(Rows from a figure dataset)
——————————
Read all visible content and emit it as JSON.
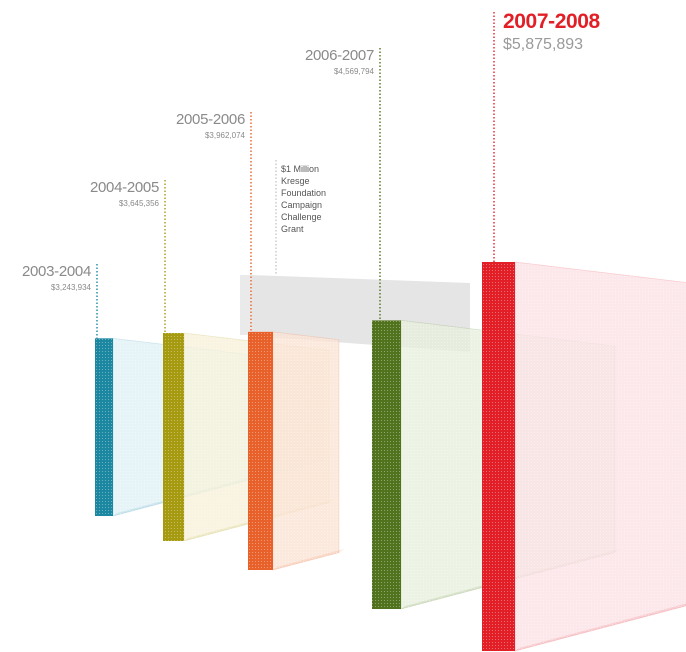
{
  "chart_data": {
    "type": "bar",
    "categories": [
      "2003-2004",
      "2004-2005",
      "2005-2006",
      "2006-2007",
      "2007-2008"
    ],
    "series": [
      {
        "values": [
          3243934,
          3645356,
          3962074,
          4569794,
          5875893
        ]
      }
    ],
    "value_labels": [
      "$3,243,934",
      "$3,645,356",
      "$3,962,074",
      "$4,569,794",
      "$5,875,893"
    ],
    "colors": [
      "#1b87a1",
      "#a69a11",
      "#e8602a",
      "#52731e",
      "#e21f26"
    ],
    "side_colors": [
      "#dff1f6",
      "#f7f1d8",
      "#fbe3d4",
      "#e7efdd",
      "#fbe0e6"
    ],
    "annotation": {
      "lines": [
        "$1 Million",
        "Kresge",
        "Foundation",
        "Campaign",
        "Challenge",
        "Grant"
      ],
      "color": "#dcdcdc"
    },
    "title": "",
    "xlabel": "",
    "ylabel": "",
    "grid": false
  }
}
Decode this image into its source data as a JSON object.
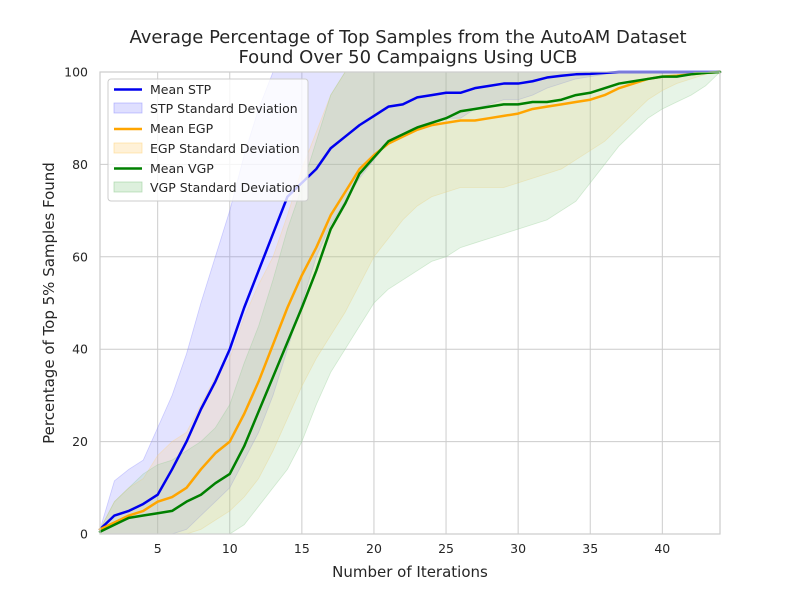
{
  "chart_data": {
    "type": "line",
    "title_line1": "Average Percentage of Top Samples from the AutoAM Dataset",
    "title_line2": "Found Over 50 Campaigns Using UCB",
    "xlabel": "Number of Iterations",
    "ylabel": "Percentage of Top 5% Samples Found",
    "xlim": [
      1,
      44
    ],
    "ylim": [
      0,
      100
    ],
    "xticks": [
      5,
      10,
      15,
      20,
      25,
      30,
      35,
      40
    ],
    "yticks": [
      0,
      20,
      40,
      60,
      80,
      100
    ],
    "grid": true,
    "legend_position": "top-left",
    "x": [
      1,
      2,
      3,
      4,
      5,
      6,
      7,
      8,
      9,
      10,
      11,
      12,
      13,
      14,
      15,
      16,
      17,
      18,
      19,
      20,
      21,
      22,
      23,
      24,
      25,
      26,
      27,
      28,
      29,
      30,
      31,
      32,
      33,
      34,
      35,
      36,
      37,
      38,
      39,
      40,
      41,
      42,
      43,
      44
    ],
    "series": [
      {
        "name": "Mean STP",
        "band_name": "STP Standard Deviation",
        "color": "#0000ee",
        "band_color": "#8080ff",
        "mean": [
          1,
          4,
          5,
          6.5,
          8.5,
          14,
          20,
          27,
          33,
          40,
          49,
          57,
          65,
          73,
          76,
          79,
          83.5,
          86,
          88.5,
          90.5,
          92.5,
          93,
          94.5,
          95,
          95.5,
          95.5,
          96.5,
          97,
          97.5,
          97.5,
          98,
          98.8,
          99.2,
          99.5,
          99.6,
          99.8,
          100,
          100,
          100,
          100,
          100,
          100,
          100,
          100
        ],
        "upper": [
          1,
          11.5,
          14,
          16,
          23,
          30,
          39,
          50,
          60,
          70,
          82,
          92,
          100,
          100,
          100,
          100,
          100,
          100,
          100,
          100,
          100,
          100,
          100,
          100,
          100,
          100,
          100,
          100,
          100,
          100,
          100,
          100,
          100,
          100,
          100,
          100,
          100,
          100,
          100,
          100,
          100,
          100,
          100,
          100
        ],
        "lower": [
          0,
          0,
          0,
          0,
          0,
          0,
          1,
          4,
          7,
          10,
          16,
          22,
          30,
          40,
          50,
          60,
          67,
          72,
          77,
          81,
          85,
          86,
          88,
          89,
          90,
          90,
          92,
          93,
          94,
          94,
          95,
          96.5,
          97.5,
          98.5,
          99,
          99.5,
          100,
          100,
          100,
          100,
          100,
          100,
          100,
          100
        ]
      },
      {
        "name": "Mean EGP",
        "band_name": "EGP Standard Deviation",
        "color": "#ffa500",
        "band_color": "#ffd27a",
        "mean": [
          1,
          2.5,
          4,
          5,
          7,
          8,
          10,
          14,
          17.5,
          20,
          26,
          33,
          41,
          49,
          56,
          62,
          69,
          74,
          79,
          82,
          84.5,
          86,
          87.5,
          88.5,
          89,
          89.5,
          89.5,
          90,
          90.5,
          91,
          92,
          92.5,
          93,
          93.5,
          94,
          95,
          96.5,
          97.5,
          98.5,
          99,
          99.2,
          99.5,
          99.8,
          100
        ],
        "upper": [
          1,
          7,
          10,
          12,
          17,
          20,
          22,
          28,
          34,
          38,
          47,
          54,
          60,
          69,
          79,
          87,
          95,
          100,
          100,
          100,
          100,
          100,
          100,
          100,
          100,
          100,
          100,
          100,
          100,
          100,
          100,
          100,
          100,
          100,
          100,
          100,
          100,
          100,
          100,
          100,
          100,
          100,
          100,
          100
        ],
        "lower": [
          0,
          0,
          0,
          0,
          0,
          0,
          0,
          1,
          3,
          5,
          8,
          12,
          18,
          25,
          32,
          38,
          43,
          48,
          54,
          60,
          64,
          68,
          71,
          73,
          74,
          75,
          75,
          75,
          75,
          76,
          77,
          78,
          79,
          81,
          83,
          85,
          88,
          91,
          94,
          96,
          97.5,
          98.5,
          99.5,
          100
        ]
      },
      {
        "name": "Mean VGP",
        "band_name": "VGP Standard Deviation",
        "color": "#008000",
        "band_color": "#90cc90",
        "mean": [
          0.5,
          2,
          3.5,
          4,
          4.5,
          5,
          7,
          8.5,
          11,
          13,
          19,
          26.5,
          34,
          41.5,
          49,
          57,
          66,
          71.5,
          78,
          81.5,
          85,
          86.5,
          88,
          89,
          90,
          91.5,
          92,
          92.5,
          93,
          93,
          93.5,
          93.5,
          94,
          95,
          95.5,
          96.5,
          97.5,
          98,
          98.5,
          99,
          99,
          99.5,
          99.8,
          100
        ],
        "upper": [
          1,
          7,
          10,
          13,
          15,
          16,
          18,
          20,
          23,
          28,
          37,
          45,
          55,
          66,
          75,
          85,
          95,
          100,
          100,
          100,
          100,
          100,
          100,
          100,
          100,
          100,
          100,
          100,
          100,
          100,
          100,
          100,
          100,
          100,
          100,
          100,
          100,
          100,
          100,
          100,
          100,
          100,
          100,
          100
        ],
        "lower": [
          0,
          0,
          0,
          0,
          0,
          0,
          0,
          0,
          0,
          0,
          2,
          6,
          10,
          14,
          20,
          28,
          35,
          40,
          45,
          50,
          53,
          55,
          57,
          59,
          60,
          62,
          63,
          64,
          65,
          66,
          67,
          68,
          70,
          72,
          76,
          80,
          84,
          87,
          90,
          92,
          93.5,
          95,
          97,
          100
        ]
      }
    ]
  }
}
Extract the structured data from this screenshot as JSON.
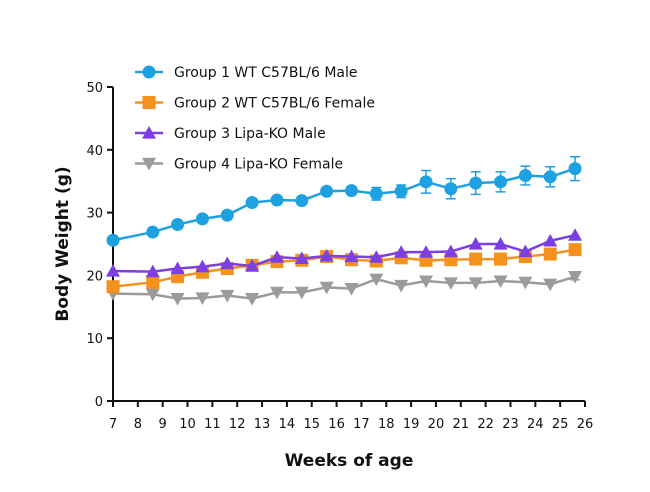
{
  "chart_data": {
    "type": "line",
    "title": "",
    "xlabel": "Weeks of age",
    "ylabel": "Body Weight (g)",
    "xlim": [
      7,
      26
    ],
    "ylim": [
      0,
      50
    ],
    "x_ticks": [
      7,
      8,
      9,
      10,
      11,
      12,
      13,
      14,
      15,
      16,
      17,
      18,
      19,
      20,
      21,
      22,
      23,
      24,
      25,
      26
    ],
    "y_ticks": [
      0,
      10,
      20,
      30,
      40,
      50
    ],
    "grid": false,
    "legend_position": "top-left",
    "series": [
      {
        "name": "Group 1 WT C57BL/6 Male",
        "color": "#1ea1e0",
        "marker": "circle",
        "x": [
          7,
          8.6,
          9.6,
          10.6,
          11.6,
          12.6,
          13.6,
          14.6,
          15.6,
          16.6,
          17.6,
          18.6,
          19.6,
          20.6,
          21.6,
          22.6,
          23.6,
          24.6,
          25.6
        ],
        "y": [
          25.6,
          26.9,
          28.1,
          29.0,
          29.6,
          31.6,
          32.0,
          31.9,
          33.4,
          33.5,
          33.0,
          33.4,
          34.9,
          33.8,
          34.7,
          34.9,
          35.9,
          35.7,
          37.0
        ],
        "err": [
          0.3,
          0.3,
          0.3,
          0.3,
          0.3,
          0.5,
          0.4,
          0.4,
          0.5,
          0.6,
          1.0,
          1.0,
          1.8,
          1.6,
          1.8,
          1.6,
          1.5,
          1.6,
          1.9
        ]
      },
      {
        "name": "Group 2 WT C57BL/6 Female",
        "color": "#f5921e",
        "marker": "square",
        "x": [
          7,
          8.6,
          9.6,
          10.6,
          11.6,
          12.6,
          13.6,
          14.6,
          15.6,
          16.6,
          17.6,
          18.6,
          19.6,
          20.6,
          21.6,
          22.6,
          23.6,
          24.6,
          25.6
        ],
        "y": [
          18.2,
          18.9,
          19.8,
          20.5,
          21.1,
          21.6,
          22.2,
          22.4,
          23.0,
          22.5,
          22.3,
          22.8,
          22.4,
          22.5,
          22.6,
          22.6,
          23.0,
          23.4,
          24.1
        ],
        "err": [
          0.3,
          0.3,
          0.3,
          0.3,
          0.3,
          0.3,
          0.3,
          0.3,
          0.3,
          0.3,
          0.3,
          0.3,
          0.3,
          0.3,
          0.3,
          0.3,
          0.3,
          0.4,
          0.5
        ]
      },
      {
        "name": "Group 3 Lipa-KO Male",
        "color": "#7b3fe4",
        "marker": "triangle-up",
        "x": [
          7,
          8.6,
          9.6,
          10.6,
          11.6,
          12.6,
          13.6,
          14.6,
          15.6,
          16.6,
          17.6,
          18.6,
          19.6,
          20.6,
          21.6,
          22.6,
          23.6,
          24.6,
          25.6
        ],
        "y": [
          20.7,
          20.6,
          21.1,
          21.4,
          21.9,
          21.5,
          22.9,
          22.7,
          23.1,
          23.0,
          22.9,
          23.7,
          23.7,
          23.8,
          25.0,
          25.0,
          23.8,
          25.5,
          26.4
        ],
        "err": [
          0.3,
          0.3,
          0.3,
          0.3,
          0.3,
          0.3,
          0.3,
          0.3,
          0.3,
          0.3,
          0.3,
          0.3,
          0.3,
          0.3,
          0.3,
          0.3,
          0.3,
          0.3,
          0.3
        ]
      },
      {
        "name": "Group 4 Lipa-KO Female",
        "color": "#9b9b9b",
        "marker": "triangle-down",
        "x": [
          7,
          8.6,
          9.6,
          10.6,
          11.6,
          12.6,
          13.6,
          14.6,
          15.6,
          16.6,
          17.6,
          18.6,
          19.6,
          20.6,
          21.6,
          22.6,
          23.6,
          24.6,
          25.6
        ],
        "y": [
          17.1,
          17.0,
          16.3,
          16.4,
          16.8,
          16.3,
          17.3,
          17.3,
          18.1,
          17.9,
          19.4,
          18.4,
          19.1,
          18.8,
          18.8,
          19.1,
          18.9,
          18.6,
          19.8
        ],
        "err": [
          0.3,
          0.3,
          0.3,
          0.3,
          0.3,
          0.3,
          0.3,
          0.3,
          0.3,
          0.3,
          0.3,
          0.3,
          0.3,
          0.3,
          0.3,
          0.3,
          0.3,
          0.3,
          0.5
        ]
      }
    ]
  }
}
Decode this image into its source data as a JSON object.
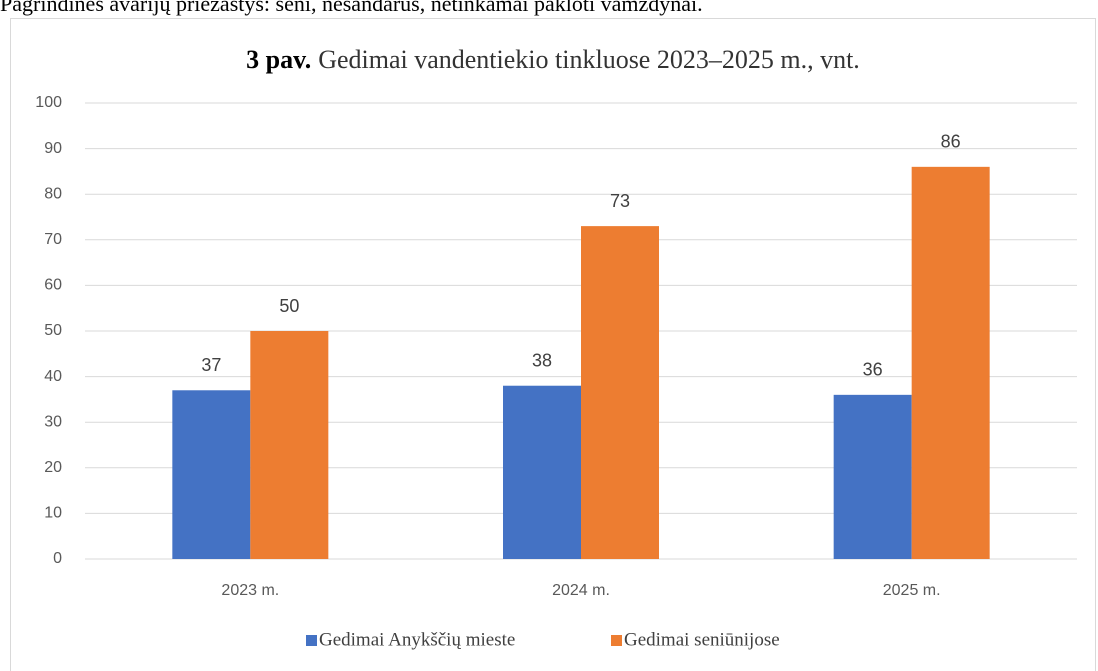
{
  "page_text": "Pagrindinės avarijų priežastys: seni, nesandarūs, netinkamai pakloti vamzdynai.",
  "chart_data": {
    "type": "bar",
    "figure_label": "3 pav.",
    "title": "Gedimai vandentiekio tinkluose 2023–2025 m., vnt.",
    "categories": [
      "2023 m.",
      "2024 m.",
      "2025 m."
    ],
    "series": [
      {
        "name": "Gedimai Anykščių mieste",
        "color": "#4472c4",
        "values": [
          37,
          38,
          36
        ]
      },
      {
        "name": "Gedimai seniūnijose",
        "color": "#ed7d31",
        "values": [
          50,
          73,
          86
        ]
      }
    ],
    "ylim": [
      0,
      100
    ],
    "yticks": [
      0,
      10,
      20,
      30,
      40,
      50,
      60,
      70,
      80,
      90,
      100
    ],
    "grid": true,
    "legend": "bottom"
  }
}
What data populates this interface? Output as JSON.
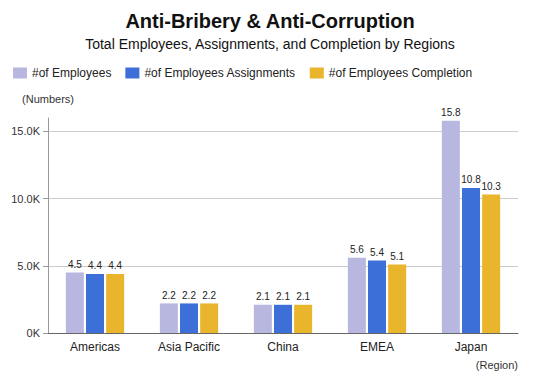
{
  "chart_data": {
    "type": "bar",
    "title": "Anti-Bribery & Anti-Corruption",
    "subtitle": "Total Employees, Assignments, and Completion by Regions",
    "y_label": "(Numbers)",
    "x_label": "(Region)",
    "categories": [
      "Americas",
      "Asia Pacific",
      "China",
      "EMEA",
      "Japan"
    ],
    "series": [
      {
        "name": "#of Employees",
        "color": "#b7b7e0",
        "values": [
          4.5,
          2.2,
          2.1,
          5.6,
          15.8
        ]
      },
      {
        "name": "#of Employees Assignments",
        "color": "#3c6fd8",
        "values": [
          4.4,
          2.2,
          2.1,
          5.4,
          10.8
        ]
      },
      {
        "name": "#of Employees Completion",
        "color": "#e9b52c",
        "values": [
          4.4,
          2.2,
          2.1,
          5.1,
          10.3
        ]
      }
    ],
    "ylim": [
      0,
      16
    ],
    "yticks": [
      {
        "value": 0,
        "label": "0K"
      },
      {
        "value": 5,
        "label": "5.0K"
      },
      {
        "value": 10,
        "label": "10.0K"
      },
      {
        "value": 15,
        "label": "15.0K"
      }
    ],
    "grid": true,
    "legend": "top",
    "data_labels": true
  }
}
——————————
**What you are asked to do:** Extract lines where the string "xlabel" occurs.

**Answer:**
    "xlabel": "",
    "xlabel": "Number of Iterations",
    "xlabel": "Weeks of age",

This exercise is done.